EXERCISE DIRECTIONS → Pull out every line below containing the word "Маркс".

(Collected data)
+===+
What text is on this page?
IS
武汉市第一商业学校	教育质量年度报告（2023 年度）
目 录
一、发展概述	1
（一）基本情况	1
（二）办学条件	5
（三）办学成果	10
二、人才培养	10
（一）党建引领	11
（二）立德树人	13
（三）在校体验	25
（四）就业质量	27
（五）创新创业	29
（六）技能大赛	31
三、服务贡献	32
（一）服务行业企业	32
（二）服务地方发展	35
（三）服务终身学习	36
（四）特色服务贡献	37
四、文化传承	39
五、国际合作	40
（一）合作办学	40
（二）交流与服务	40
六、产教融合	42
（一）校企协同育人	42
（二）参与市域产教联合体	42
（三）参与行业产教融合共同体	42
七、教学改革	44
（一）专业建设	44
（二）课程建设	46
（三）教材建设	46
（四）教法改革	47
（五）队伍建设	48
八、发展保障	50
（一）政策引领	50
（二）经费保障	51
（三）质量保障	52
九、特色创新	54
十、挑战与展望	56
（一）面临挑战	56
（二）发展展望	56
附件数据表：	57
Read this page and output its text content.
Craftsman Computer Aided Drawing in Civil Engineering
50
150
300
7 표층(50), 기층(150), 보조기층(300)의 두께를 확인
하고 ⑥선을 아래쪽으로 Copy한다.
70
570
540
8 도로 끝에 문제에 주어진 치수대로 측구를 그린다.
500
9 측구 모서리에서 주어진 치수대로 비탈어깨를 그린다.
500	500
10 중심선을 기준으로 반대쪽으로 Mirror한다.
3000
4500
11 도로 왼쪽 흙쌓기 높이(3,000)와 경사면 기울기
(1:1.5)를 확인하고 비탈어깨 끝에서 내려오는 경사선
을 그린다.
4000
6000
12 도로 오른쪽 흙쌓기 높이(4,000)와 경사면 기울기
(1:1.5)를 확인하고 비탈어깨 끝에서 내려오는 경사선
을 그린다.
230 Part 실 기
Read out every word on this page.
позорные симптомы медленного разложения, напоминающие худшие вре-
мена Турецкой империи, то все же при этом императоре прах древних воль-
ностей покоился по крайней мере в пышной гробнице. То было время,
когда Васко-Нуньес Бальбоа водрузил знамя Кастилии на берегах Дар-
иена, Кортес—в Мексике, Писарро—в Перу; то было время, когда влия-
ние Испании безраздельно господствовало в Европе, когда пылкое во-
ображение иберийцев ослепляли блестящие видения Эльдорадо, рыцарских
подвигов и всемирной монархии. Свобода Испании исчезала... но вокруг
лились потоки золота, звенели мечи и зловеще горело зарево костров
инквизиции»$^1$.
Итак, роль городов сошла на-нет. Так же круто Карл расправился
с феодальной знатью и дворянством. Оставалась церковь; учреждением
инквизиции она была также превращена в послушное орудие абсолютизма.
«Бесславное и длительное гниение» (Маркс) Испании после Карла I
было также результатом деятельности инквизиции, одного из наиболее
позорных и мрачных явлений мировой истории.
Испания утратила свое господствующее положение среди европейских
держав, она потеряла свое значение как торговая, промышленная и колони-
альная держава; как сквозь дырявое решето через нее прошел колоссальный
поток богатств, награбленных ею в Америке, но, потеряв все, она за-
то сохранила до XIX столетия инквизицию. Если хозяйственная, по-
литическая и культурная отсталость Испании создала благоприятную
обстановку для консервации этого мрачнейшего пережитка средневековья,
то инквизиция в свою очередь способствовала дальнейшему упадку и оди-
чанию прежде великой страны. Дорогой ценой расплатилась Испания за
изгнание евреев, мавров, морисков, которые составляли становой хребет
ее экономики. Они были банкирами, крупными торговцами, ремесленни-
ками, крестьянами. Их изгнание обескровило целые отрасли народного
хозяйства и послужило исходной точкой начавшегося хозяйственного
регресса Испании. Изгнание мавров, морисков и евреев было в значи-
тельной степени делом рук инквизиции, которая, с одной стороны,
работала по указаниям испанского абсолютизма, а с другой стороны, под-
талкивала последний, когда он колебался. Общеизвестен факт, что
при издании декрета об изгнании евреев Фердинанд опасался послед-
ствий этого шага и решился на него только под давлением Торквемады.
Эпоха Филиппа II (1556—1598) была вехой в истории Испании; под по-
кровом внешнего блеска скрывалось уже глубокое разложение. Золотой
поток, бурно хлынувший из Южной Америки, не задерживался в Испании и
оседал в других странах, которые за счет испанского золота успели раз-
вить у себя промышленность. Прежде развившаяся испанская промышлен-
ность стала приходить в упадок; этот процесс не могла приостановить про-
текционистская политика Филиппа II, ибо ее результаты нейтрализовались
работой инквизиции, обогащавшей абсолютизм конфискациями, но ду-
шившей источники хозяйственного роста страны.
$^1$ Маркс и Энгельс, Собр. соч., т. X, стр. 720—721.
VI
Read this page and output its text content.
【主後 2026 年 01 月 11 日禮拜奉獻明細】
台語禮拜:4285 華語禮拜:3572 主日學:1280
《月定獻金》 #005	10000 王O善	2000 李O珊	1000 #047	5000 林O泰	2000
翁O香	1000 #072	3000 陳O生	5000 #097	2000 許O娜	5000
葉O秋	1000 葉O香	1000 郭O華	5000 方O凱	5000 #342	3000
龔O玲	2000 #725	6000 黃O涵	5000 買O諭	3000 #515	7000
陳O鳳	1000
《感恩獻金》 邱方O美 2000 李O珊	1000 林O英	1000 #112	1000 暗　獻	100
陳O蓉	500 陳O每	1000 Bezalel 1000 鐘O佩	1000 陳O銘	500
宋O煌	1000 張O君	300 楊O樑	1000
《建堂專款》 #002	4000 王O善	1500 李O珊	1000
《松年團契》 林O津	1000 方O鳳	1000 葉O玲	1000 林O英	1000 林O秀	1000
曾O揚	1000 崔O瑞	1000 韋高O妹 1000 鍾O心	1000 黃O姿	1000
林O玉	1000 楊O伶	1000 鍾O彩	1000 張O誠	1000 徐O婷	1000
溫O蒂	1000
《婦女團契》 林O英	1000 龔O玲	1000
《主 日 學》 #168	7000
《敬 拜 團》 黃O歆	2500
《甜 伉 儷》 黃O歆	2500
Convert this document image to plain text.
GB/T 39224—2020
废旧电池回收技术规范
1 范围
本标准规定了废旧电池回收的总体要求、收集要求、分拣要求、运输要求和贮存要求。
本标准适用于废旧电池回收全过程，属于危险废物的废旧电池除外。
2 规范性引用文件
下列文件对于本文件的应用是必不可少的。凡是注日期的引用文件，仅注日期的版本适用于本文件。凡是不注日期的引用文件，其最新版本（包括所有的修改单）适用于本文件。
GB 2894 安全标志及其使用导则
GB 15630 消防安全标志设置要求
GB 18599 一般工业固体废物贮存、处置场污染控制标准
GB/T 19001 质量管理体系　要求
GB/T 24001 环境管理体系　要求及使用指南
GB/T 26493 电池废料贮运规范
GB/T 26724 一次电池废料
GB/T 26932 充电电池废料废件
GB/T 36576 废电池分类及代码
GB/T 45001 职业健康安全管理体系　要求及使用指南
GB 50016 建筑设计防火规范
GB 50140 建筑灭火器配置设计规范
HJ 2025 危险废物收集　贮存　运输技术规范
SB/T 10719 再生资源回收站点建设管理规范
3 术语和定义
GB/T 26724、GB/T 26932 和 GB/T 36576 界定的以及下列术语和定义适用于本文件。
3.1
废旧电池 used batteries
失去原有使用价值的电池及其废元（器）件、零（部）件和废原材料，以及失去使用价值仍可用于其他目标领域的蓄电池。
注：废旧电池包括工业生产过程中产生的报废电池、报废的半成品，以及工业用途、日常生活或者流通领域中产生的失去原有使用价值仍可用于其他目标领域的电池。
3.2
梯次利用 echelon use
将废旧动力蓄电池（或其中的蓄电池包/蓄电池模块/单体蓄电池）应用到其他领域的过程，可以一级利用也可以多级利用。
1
+===+
FINISHED TASK →
«Бесславное и длительное гниение» (Маркс) Испании после Карла I
$^1$ Маркс и Энгельс, Собр. соч., т. X, стр. 720—721.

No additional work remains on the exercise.